Set down the material below in full, matching it exactly.

▸ RECORDS PROVIDED:
________________________________________
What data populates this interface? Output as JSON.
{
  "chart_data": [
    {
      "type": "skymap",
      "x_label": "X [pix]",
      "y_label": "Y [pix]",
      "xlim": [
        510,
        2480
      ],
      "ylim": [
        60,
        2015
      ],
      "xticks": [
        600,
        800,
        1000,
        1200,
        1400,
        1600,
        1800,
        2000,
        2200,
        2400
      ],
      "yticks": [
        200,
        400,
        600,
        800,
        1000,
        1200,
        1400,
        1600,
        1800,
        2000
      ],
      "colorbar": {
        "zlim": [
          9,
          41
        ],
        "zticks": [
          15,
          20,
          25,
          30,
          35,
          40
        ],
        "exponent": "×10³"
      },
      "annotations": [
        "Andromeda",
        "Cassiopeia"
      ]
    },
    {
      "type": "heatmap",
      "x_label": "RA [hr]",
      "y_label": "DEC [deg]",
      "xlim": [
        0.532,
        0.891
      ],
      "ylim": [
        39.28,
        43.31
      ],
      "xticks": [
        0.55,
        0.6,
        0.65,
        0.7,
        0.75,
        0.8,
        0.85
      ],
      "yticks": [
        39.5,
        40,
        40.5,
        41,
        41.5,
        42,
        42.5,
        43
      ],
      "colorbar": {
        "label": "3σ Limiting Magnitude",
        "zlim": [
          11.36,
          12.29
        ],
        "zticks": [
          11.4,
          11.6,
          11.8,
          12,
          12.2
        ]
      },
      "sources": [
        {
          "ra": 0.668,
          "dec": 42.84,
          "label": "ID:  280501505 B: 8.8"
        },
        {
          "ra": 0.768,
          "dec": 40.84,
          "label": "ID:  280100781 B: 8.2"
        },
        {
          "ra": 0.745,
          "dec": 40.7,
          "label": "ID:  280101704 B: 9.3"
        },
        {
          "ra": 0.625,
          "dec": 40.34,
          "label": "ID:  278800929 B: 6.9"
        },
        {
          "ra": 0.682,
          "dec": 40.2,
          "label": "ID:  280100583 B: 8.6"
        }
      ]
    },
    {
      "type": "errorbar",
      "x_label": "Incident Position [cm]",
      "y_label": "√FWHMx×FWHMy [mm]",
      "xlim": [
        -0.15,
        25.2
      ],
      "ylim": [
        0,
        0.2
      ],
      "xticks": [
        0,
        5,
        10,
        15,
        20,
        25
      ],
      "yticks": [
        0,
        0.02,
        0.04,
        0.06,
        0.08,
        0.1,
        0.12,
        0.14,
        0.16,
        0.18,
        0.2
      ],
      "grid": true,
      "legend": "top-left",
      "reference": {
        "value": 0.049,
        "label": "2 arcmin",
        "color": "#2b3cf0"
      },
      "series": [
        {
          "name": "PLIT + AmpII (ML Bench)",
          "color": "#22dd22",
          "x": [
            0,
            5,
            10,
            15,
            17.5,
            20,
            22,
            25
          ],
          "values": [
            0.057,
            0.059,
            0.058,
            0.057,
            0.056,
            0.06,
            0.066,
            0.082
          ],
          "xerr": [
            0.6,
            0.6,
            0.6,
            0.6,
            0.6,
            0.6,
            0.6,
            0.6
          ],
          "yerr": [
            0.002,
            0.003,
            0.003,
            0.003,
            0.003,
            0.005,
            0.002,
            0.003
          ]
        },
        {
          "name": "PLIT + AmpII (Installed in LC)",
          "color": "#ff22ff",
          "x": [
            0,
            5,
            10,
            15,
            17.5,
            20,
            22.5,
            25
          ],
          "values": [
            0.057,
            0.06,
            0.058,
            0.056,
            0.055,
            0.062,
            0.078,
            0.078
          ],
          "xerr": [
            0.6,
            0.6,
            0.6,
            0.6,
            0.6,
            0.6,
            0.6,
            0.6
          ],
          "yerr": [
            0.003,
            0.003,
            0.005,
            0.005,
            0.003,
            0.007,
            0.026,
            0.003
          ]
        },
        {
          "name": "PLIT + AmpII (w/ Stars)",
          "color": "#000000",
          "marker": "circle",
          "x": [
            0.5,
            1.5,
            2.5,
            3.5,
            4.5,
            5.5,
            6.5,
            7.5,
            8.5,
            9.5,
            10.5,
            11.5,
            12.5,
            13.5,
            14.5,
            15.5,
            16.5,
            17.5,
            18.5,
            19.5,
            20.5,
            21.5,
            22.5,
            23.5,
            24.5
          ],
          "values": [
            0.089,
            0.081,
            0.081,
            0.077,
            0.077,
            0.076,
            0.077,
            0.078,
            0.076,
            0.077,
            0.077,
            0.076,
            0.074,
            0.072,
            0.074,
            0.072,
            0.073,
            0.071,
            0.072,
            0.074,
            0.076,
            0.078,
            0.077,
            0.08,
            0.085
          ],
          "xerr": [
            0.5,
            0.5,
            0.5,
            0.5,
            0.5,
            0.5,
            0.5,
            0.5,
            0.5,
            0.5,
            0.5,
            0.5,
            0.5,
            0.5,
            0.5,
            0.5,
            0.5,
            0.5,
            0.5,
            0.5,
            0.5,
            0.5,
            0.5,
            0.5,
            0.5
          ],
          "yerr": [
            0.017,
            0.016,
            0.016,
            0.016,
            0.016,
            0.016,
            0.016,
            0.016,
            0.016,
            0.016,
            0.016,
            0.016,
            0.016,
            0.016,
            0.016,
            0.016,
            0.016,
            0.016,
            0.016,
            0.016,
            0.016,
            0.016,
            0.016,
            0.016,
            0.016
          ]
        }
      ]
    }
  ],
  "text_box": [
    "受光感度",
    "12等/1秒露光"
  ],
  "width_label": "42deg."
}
________________________________________
▸ OUTPUT FOR THIS EXERCISE:
What data populates this interface? Output as JSON.
{
  "chart_data": [
    {
      "type": "skymap",
      "x_label": "X [pix]",
      "y_label": "Y [pix]",
      "xlim": [
        510,
        2480
      ],
      "ylim": [
        60,
        2015
      ],
      "xticks": [
        600,
        800,
        1000,
        1200,
        1400,
        1600,
        1800,
        2000,
        2200,
        2400
      ],
      "yticks": [
        200,
        400,
        600,
        800,
        1000,
        1200,
        1400,
        1600,
        1800,
        2000
      ],
      "colorbar": {
        "zlim": [
          9,
          41
        ],
        "zticks": [
          15,
          20,
          25,
          30,
          35,
          40
        ],
        "exponent": "×10³"
      },
      "annotations": [
        "Andromeda",
        "Cassiopeia"
      ]
    },
    {
      "type": "heatmap",
      "x_label": "RA [hr]",
      "y_label": "DEC [deg]",
      "xlim": [
        0.532,
        0.891
      ],
      "ylim": [
        39.28,
        43.31
      ],
      "xticks": [
        0.55,
        0.6,
        0.65,
        0.7,
        0.75,
        0.8,
        0.85
      ],
      "yticks": [
        39.5,
        40,
        40.5,
        41,
        41.5,
        42,
        42.5,
        43
      ],
      "colorbar": {
        "label": "3σ Limiting Magnitude",
        "zlim": [
          11.36,
          12.29
        ],
        "zticks": [
          11.4,
          11.6,
          11.8,
          12,
          12.2
        ]
      },
      "sources": [
        {
          "ra": 0.668,
          "dec": 42.84,
          "label": "ID:  280501505 B: 8.8"
        },
        {
          "ra": 0.768,
          "dec": 40.84,
          "label": "ID:  280100781 B: 8.2"
        },
        {
          "ra": 0.745,
          "dec": 40.7,
          "label": "ID:  280101704 B: 9.3"
        },
        {
          "ra": 0.625,
          "dec": 40.34,
          "label": "ID:  278800929 B: 6.9"
        },
        {
          "ra": 0.682,
          "dec": 40.2,
          "label": "ID:  280100583 B: 8.6"
        }
      ]
    },
    {
      "type": "errorbar",
      "x_label": "Incident Position [cm]",
      "y_label": "√FWHMx×FWHMy [mm]",
      "xlim": [
        -0.15,
        25.2
      ],
      "ylim": [
        0,
        0.2
      ],
      "xticks": [
        0,
        5,
        10,
        15,
        20,
        25
      ],
      "yticks": [
        0,
        0.02,
        0.04,
        0.06,
        0.08,
        0.1,
        0.12,
        0.14,
        0.16,
        0.18,
        0.2
      ],
      "grid": true,
      "legend": "top-left",
      "reference": {
        "value": 0.049,
        "label": "2 arcmin",
        "color": "#2b3cf0"
      },
      "series": [
        {
          "name": "PLIT + AmpII (ML Bench)",
          "color": "#22dd22",
          "x": [
            0,
            5,
            10,
            15,
            17.5,
            20,
            22,
            25
          ],
          "values": [
            0.057,
            0.059,
            0.058,
            0.057,
            0.056,
            0.06,
            0.066,
            0.082
          ],
          "xerr": [
            0.6,
            0.6,
            0.6,
            0.6,
            0.6,
            0.6,
            0.6,
            0.6
          ],
          "yerr": [
            0.002,
            0.003,
            0.003,
            0.003,
            0.003,
            0.005,
            0.002,
            0.003
          ]
        },
        {
          "name": "PLIT + AmpII (Installed in LC)",
          "color": "#ff22ff",
          "x": [
            0,
            5,
            10,
            15,
            17.5,
            20,
            22.5,
            25
          ],
          "values": [
            0.057,
            0.06,
            0.058,
            0.056,
            0.055,
            0.062,
            0.078,
            0.078
          ],
          "xerr": [
            0.6,
            0.6,
            0.6,
            0.6,
            0.6,
            0.6,
            0.6,
            0.6
          ],
          "yerr": [
            0.003,
            0.003,
            0.005,
            0.005,
            0.003,
            0.007,
            0.026,
            0.003
          ]
        },
        {
          "name": "PLIT + AmpII (w/ Stars)",
          "color": "#000000",
          "marker": "circle",
          "x": [
            0.5,
            1.5,
            2.5,
            3.5,
            4.5,
            5.5,
            6.5,
            7.5,
            8.5,
            9.5,
            10.5,
            11.5,
            12.5,
            13.5,
            14.5,
            15.5,
            16.5,
            17.5,
            18.5,
            19.5,
            20.5,
            21.5,
            22.5,
            23.5,
            24.5
          ],
          "values": [
            0.089,
            0.081,
            0.081,
            0.077,
            0.077,
            0.076,
            0.077,
            0.078,
            0.076,
            0.077,
            0.077,
            0.076,
            0.074,
            0.072,
            0.074,
            0.072,
            0.073,
            0.071,
            0.072,
            0.074,
            0.076,
            0.078,
            0.077,
            0.08,
            0.085
          ],
          "xerr": [
            0.5,
            0.5,
            0.5,
            0.5,
            0.5,
            0.5,
            0.5,
            0.5,
            0.5,
            0.5,
            0.5,
            0.5,
            0.5,
            0.5,
            0.5,
            0.5,
            0.5,
            0.5,
            0.5,
            0.5,
            0.5,
            0.5,
            0.5,
            0.5,
            0.5
          ],
          "yerr": [
            0.017,
            0.016,
            0.016,
            0.016,
            0.016,
            0.016,
            0.016,
            0.016,
            0.016,
            0.016,
            0.016,
            0.016,
            0.016,
            0.016,
            0.016,
            0.016,
            0.016,
            0.016,
            0.016,
            0.016,
            0.016,
            0.016,
            0.016,
            0.016,
            0.016
          ]
        }
      ]
    }
  ],
  "text_box": [
    "受光感度",
    "12等/1秒露光"
  ],
  "width_label": "42deg."
}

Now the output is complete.